-- Supplied records start --

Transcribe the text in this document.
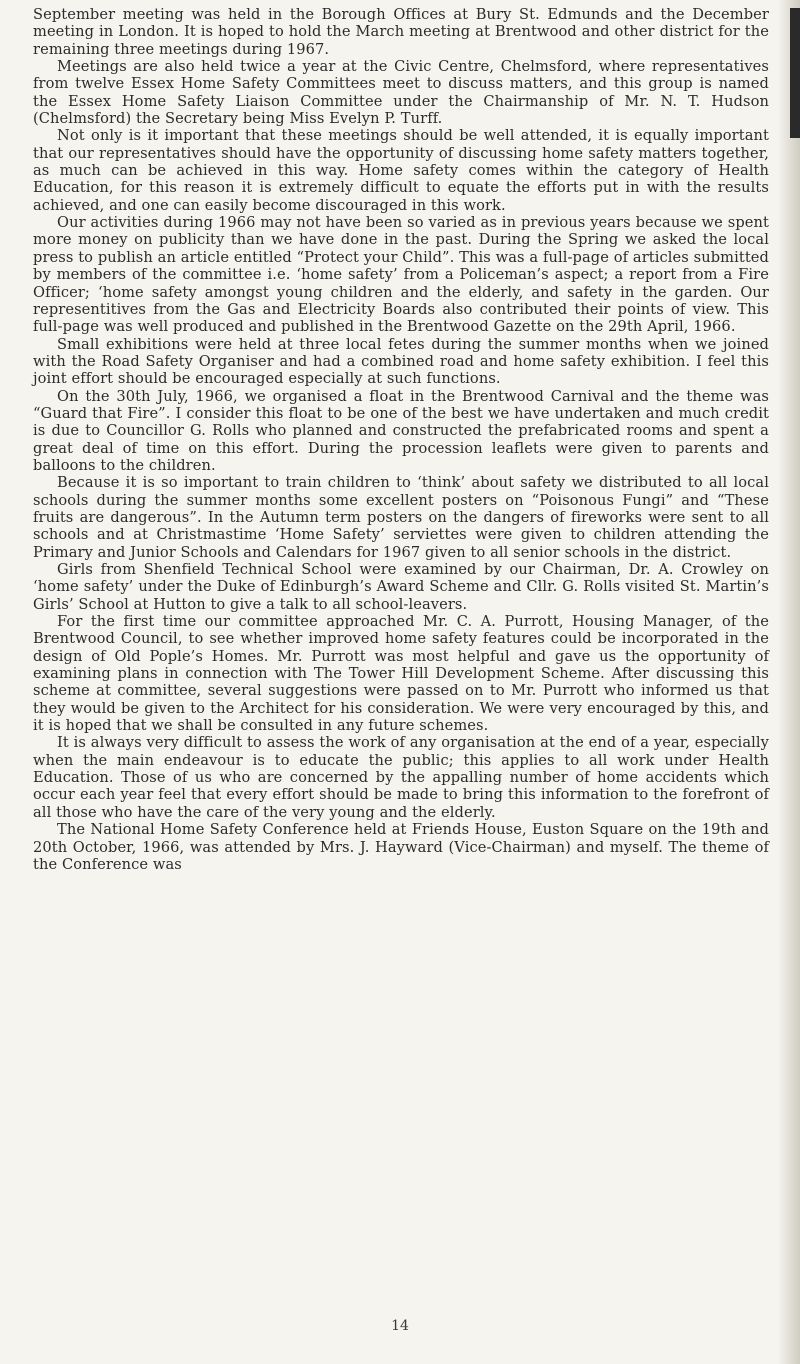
September meeting was held in the Borough Offices at Bury St. Edmunds and the December meeting in London. It is hoped to hold the March meeting at Brentwood and other district for the remaining three meetings during 1967.

Meetings are also held twice a year at the Civic Centre, Chelmsford, where representatives from twelve Essex Home Safety Committees meet to discuss matters, and this group is named the Essex Home Safety Liaison Committee under the Chairmanship of Mr. N. T. Hudson (Chelmsford) the Secretary being Miss Evelyn P. Turff.

Not only is it important that these meetings should be well attended, it is equally important that our representatives should have the opportunity of discussing home safety matters together, as much can be achieved in this way. Home safety comes within the category of Health Education, for this reason it is extremely difficult to equate the efforts put in with the results achieved, and one can easily become discouraged in this work.

Our activities during 1966 may not have been so varied as in previous years because we spent more money on publicity than we have done in the past. During the Spring we asked the local press to publish an article entitled “Protect your Child”. This was a full-page of articles submitted by members of the committee i.e. ‘home safety’ from a Policeman’s aspect; a report from a Fire Officer; ‘home safety amongst young children and the elderly, and safety in the garden. Our representitives from the Gas and Electricity Boards also contributed their points of view. This full-page was well produced and published in the Brentwood Gazette on the 29th April, 1966.

Small exhibitions were held at three local fetes during the summer months when we joined with the Road Safety Organiser and had a combined road and home safety exhibition. I feel this joint effort should be encouraged especially at such functions.

On the 30th July, 1966, we organised a float in the Brentwood Carnival and the theme was “Guard that Fire”. I consider this float to be one of the best we have undertaken and much credit is due to Councillor G. Rolls who planned and constructed the prefabricated rooms and spent a great deal of time on this effort. During the procession leaflets were given to parents and balloons to the children.

Because it is so important to train children to ‘think’ about safety we distributed to all local schools during the summer months some excellent posters on “Poisonous Fungi” and “These fruits are dangerous”. In the Autumn term posters on the dangers of fireworks were sent to all schools and at Christmastime ‘Home Safety’ serviettes were given to children attending the Primary and Junior Schools and Calendars for 1967 given to all senior schools in the district.

Girls from Shenfield Technical School were examined by our Chairman, Dr. A. Crowley on ‘home safety’ under the Duke of Edinburgh’s Award Scheme and Cllr. G. Rolls visited St. Martin’s Girls’ School at Hutton to give a talk to all school-leavers.

For the first time our committee approached Mr. C. A. Purrott, Housing Manager, of the Brentwood Council, to see whether improved home safety features could be incorporated in the design of Old Pople’s Homes. Mr. Purrott was most helpful and gave us the opportunity of examining plans in connection with The Tower Hill Development Scheme. After discussing this scheme at committee, several suggestions were passed on to Mr. Purrott who informed us that they would be given to the Architect for his consideration. We were very encouraged by this, and it is hoped that we shall be consulted in any future schemes.

It is always very difficult to assess the work of any organisation at the end of a year, especially when the main endeavour is to educate the public; this applies to all work under Health Education. Those of us who are concerned by the appalling number of home accidents which occur each year feel that every effort should be made to bring this information to the forefront of all those who have the care of the very young and the elderly.

The National Home Safety Conference held at Friends House, Euston Square on the 19th and 20th October, 1966, was attended by Mrs. J. Hayward (Vice-Chairman) and myself. The theme of the Conference was

14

-- Supplied records end --

Exercise description
Leave out the pictures and repeat everything else in the records exactly.

Correct response
Transcribe the text in this document.
September meeting was held in the Borough Offices at Bury St. Edmunds and the December meeting in London. It is hoped to hold the March meeting at Brentwood and other district for the remaining three meetings during 1967.

Meetings are also held twice a year at the Civic Centre, Chelmsford, where representatives from twelve Essex Home Safety Committees meet to discuss matters, and this group is named the Essex Home Safety Liaison Committee under the Chairmanship of Mr. N. T. Hudson (Chelmsford) the Secretary being Miss Evelyn P. Turff.

Not only is it important that these meetings should be well attended, it is equally important that our representatives should have the opportunity of discussing home safety matters together, as much can be achieved in this way. Home safety comes within the category of Health Education, for this reason it is extremely difficult to equate the efforts put in with the results achieved, and one can easily become discouraged in this work.

Our activities during 1966 may not have been so varied as in previous years because we spent more money on publicity than we have done in the past. During the Spring we asked the local press to publish an article entitled “Protect your Child”. This was a full-page of articles submitted by members of the committee i.e. ‘home safety’ from a Policeman’s aspect; a report from a Fire Officer; ‘home safety amongst young children and the elderly, and safety in the garden. Our representitives from the Gas and Electricity Boards also contributed their points of view. This full-page was well produced and published in the Brentwood Gazette on the 29th April, 1966.

Small exhibitions were held at three local fetes during the summer months when we joined with the Road Safety Organiser and had a combined road and home safety exhibition. I feel this joint effort should be encouraged especially at such functions.

On the 30th July, 1966, we organised a float in the Brentwood Carnival and the theme was “Guard that Fire”. I consider this float to be one of the best we have undertaken and much credit is due to Councillor G. Rolls who planned and constructed the prefabricated rooms and spent a great deal of time on this effort. During the procession leaflets were given to parents and balloons to the children.

Because it is so important to train children to ‘think’ about safety we distributed to all local schools during the summer months some excellent posters on “Poisonous Fungi” and “These fruits are dangerous”. In the Autumn term posters on the dangers of fireworks were sent to all schools and at Christmastime ‘Home Safety’ serviettes were given to children attending the Primary and Junior Schools and Calendars for 1967 given to all senior schools in the district.

Girls from Shenfield Technical School were examined by our Chairman, Dr. A. Crowley on ‘home safety’ under the Duke of Edinburgh’s Award Scheme and Cllr. G. Rolls visited St. Martin’s Girls’ School at Hutton to give a talk to all school-leavers.

For the first time our committee approached Mr. C. A. Purrott, Housing Manager, of the Brentwood Council, to see whether improved home safety features could be incorporated in the design of Old Pople’s Homes. Mr. Purrott was most helpful and gave us the opportunity of examining plans in connection with The Tower Hill Development Scheme. After discussing this scheme at committee, several suggestions were passed on to Mr. Purrott who informed us that they would be given to the Architect for his consideration. We were very encouraged by this, and it is hoped that we shall be consulted in any future schemes.

It is always very difficult to assess the work of any organisation at the end of a year, especially when the main endeavour is to educate the public; this applies to all work under Health Education. Those of us who are concerned by the appalling number of home accidents which occur each year feel that every effort should be made to bring this information to the forefront of all those who have the care of the very young and the elderly.

The National Home Safety Conference held at Friends House, Euston Square on the 19th and 20th October, 1966, was attended by Mrs. J. Hayward (Vice-Chairman) and myself. The theme of the Conference was

14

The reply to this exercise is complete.